>> Start
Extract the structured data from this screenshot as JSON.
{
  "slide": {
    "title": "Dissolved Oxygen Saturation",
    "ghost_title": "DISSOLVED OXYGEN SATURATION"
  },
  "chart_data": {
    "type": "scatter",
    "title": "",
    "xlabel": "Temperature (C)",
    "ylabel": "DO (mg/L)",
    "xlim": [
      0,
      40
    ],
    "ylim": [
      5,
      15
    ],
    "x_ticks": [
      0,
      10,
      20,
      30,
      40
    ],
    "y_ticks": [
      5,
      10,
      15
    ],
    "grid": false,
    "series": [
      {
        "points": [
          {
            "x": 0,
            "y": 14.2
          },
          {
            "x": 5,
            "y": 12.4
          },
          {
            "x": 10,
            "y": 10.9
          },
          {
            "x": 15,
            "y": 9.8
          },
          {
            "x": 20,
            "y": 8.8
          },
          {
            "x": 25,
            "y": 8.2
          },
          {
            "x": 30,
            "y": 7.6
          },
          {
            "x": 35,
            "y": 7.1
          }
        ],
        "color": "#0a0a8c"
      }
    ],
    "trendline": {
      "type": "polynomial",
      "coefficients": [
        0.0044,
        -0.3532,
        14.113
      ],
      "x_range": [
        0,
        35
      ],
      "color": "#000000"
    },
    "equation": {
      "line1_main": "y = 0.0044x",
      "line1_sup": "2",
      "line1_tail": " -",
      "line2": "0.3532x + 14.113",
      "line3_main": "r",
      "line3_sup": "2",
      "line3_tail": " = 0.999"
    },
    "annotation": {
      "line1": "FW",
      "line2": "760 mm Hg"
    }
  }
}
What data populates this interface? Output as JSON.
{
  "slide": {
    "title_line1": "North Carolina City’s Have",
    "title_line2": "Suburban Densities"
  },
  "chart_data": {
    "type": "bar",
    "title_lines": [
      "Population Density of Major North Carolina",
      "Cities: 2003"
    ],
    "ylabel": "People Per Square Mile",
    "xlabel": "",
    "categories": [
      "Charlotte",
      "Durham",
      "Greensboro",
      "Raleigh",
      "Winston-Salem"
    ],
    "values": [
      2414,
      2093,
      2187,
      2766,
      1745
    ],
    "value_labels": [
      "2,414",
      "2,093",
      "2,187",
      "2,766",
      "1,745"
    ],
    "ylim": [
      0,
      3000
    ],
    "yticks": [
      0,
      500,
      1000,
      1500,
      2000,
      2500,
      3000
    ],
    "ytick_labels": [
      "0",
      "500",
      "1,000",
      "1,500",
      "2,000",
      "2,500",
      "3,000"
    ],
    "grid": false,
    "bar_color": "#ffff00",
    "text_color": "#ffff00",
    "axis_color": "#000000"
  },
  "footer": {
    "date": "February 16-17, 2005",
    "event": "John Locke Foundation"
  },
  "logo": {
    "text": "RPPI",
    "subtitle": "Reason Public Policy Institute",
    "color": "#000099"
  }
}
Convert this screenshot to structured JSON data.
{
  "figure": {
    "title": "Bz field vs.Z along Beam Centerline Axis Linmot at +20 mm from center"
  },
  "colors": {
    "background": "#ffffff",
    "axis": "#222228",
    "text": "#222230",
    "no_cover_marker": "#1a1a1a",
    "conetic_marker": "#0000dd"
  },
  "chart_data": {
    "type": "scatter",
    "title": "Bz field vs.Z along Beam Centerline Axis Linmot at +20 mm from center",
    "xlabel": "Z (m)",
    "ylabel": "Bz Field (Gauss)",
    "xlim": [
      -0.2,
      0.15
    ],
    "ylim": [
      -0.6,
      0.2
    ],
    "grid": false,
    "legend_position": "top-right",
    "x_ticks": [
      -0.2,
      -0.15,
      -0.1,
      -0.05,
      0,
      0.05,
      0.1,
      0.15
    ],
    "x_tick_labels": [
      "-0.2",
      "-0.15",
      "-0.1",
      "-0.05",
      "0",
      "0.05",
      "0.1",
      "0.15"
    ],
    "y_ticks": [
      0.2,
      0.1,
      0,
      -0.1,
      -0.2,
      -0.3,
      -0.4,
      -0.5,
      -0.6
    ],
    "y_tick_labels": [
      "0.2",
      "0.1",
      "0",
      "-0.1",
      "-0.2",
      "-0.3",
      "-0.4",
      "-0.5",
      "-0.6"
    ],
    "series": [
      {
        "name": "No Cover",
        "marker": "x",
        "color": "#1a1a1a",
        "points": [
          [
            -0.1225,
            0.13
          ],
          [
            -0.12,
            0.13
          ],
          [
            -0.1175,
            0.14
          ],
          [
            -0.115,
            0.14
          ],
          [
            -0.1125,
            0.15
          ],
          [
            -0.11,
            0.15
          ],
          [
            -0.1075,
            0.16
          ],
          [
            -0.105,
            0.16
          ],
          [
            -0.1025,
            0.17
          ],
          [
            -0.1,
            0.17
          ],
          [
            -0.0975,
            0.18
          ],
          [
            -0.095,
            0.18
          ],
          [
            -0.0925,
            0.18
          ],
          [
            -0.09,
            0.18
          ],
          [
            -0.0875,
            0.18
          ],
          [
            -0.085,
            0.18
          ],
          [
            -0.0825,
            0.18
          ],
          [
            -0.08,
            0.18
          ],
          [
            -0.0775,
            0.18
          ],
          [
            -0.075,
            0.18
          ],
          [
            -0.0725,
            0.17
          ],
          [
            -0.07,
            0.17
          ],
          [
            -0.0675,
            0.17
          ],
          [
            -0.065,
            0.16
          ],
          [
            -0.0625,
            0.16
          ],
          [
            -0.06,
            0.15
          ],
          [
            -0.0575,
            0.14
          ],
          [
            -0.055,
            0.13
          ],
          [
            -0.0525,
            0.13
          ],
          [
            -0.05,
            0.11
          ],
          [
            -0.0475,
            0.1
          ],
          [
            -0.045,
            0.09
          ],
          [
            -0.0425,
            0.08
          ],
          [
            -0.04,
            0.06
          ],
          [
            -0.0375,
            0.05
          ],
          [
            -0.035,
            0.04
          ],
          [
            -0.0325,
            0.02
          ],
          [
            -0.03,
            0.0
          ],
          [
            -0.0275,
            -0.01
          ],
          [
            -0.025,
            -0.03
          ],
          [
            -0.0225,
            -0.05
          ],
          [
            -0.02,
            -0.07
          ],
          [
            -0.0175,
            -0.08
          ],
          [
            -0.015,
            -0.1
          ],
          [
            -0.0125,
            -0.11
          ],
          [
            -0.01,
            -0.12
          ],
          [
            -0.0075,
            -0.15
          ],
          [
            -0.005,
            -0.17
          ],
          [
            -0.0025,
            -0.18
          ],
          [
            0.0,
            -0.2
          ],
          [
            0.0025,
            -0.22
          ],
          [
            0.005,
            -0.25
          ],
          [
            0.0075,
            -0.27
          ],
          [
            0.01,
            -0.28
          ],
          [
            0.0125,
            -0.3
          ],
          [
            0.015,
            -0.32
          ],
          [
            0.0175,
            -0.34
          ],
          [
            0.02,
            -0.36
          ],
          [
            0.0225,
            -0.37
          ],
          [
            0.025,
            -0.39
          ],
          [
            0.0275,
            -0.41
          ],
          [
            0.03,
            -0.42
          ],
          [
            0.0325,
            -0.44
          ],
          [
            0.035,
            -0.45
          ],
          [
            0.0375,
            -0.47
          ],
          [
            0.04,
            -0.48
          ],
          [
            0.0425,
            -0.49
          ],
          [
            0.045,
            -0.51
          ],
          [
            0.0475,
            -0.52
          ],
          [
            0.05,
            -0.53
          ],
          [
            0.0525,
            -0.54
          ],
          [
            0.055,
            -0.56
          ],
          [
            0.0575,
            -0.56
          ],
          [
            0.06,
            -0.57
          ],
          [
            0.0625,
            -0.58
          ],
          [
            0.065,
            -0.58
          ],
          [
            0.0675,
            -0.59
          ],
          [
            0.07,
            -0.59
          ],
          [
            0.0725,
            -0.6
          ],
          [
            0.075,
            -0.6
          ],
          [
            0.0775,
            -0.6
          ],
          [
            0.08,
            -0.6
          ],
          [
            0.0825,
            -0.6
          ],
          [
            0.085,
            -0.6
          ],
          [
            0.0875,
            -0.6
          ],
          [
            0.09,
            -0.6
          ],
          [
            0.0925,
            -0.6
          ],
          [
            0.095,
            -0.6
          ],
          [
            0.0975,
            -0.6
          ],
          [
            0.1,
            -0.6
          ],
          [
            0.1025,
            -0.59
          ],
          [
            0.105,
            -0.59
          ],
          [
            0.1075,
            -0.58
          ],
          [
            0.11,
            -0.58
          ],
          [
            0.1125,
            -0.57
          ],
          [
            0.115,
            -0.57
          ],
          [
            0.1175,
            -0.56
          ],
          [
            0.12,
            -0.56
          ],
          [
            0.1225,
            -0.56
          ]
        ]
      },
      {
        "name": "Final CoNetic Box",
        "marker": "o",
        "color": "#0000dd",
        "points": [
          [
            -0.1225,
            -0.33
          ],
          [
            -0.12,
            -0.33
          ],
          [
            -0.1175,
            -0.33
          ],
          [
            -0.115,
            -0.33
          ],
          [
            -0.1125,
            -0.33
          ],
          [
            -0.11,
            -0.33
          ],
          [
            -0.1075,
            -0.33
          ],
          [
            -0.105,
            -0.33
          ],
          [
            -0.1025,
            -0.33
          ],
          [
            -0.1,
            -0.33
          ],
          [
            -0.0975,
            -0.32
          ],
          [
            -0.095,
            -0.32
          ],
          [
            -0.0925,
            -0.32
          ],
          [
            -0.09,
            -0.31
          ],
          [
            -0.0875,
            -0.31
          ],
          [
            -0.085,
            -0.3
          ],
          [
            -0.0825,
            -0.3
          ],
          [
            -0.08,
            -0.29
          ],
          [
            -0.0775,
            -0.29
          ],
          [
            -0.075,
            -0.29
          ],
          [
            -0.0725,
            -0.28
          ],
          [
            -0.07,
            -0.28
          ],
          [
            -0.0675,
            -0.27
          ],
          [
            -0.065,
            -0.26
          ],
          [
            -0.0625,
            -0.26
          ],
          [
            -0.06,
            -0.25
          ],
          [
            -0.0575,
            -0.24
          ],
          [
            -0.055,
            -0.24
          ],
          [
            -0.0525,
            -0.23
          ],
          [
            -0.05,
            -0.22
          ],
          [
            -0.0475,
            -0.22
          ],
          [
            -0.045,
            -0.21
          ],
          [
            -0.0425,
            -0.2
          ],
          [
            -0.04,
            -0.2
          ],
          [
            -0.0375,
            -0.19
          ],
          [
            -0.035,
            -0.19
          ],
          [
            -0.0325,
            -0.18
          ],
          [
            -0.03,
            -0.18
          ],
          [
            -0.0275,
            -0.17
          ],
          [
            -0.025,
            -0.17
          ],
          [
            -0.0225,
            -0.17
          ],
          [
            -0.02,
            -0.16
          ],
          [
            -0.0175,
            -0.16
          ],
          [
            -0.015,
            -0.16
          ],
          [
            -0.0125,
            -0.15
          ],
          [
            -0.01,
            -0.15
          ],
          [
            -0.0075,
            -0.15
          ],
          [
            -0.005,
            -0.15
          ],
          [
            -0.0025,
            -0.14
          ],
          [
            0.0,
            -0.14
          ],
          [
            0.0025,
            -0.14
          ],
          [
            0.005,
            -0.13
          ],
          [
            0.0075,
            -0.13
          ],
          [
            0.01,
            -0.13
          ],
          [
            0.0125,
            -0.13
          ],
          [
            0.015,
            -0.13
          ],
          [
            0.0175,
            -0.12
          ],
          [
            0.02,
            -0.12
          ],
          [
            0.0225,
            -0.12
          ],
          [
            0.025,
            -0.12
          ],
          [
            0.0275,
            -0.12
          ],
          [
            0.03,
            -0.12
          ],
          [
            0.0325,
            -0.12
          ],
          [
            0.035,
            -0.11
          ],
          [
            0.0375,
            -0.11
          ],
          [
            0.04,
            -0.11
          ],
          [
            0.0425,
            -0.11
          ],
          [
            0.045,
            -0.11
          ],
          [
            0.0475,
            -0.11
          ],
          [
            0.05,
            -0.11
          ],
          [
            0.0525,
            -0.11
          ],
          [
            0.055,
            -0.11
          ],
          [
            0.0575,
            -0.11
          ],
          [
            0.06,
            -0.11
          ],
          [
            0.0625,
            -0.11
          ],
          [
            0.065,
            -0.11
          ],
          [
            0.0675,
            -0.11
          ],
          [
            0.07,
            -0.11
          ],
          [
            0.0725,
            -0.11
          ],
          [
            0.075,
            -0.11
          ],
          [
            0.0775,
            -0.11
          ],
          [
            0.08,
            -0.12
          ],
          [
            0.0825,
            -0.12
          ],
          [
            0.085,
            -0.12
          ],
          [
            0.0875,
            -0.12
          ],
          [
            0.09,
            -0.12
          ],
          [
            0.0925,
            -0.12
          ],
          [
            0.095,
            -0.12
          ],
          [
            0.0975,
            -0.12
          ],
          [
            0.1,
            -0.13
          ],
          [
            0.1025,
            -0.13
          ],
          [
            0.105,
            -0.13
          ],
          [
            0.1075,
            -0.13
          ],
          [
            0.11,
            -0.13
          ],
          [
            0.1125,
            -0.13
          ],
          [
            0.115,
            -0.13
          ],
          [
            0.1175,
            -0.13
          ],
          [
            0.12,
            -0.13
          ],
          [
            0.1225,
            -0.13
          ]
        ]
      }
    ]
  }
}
>> End
# WHAT YOU HAVE TO DO
Scan the records for the string "screenshot". Copy each line in which it appears.

# ANSWER TO THIS PROBLEM
Extract the structured data from this screenshot as JSON.
Convert this screenshot to structured JSON data.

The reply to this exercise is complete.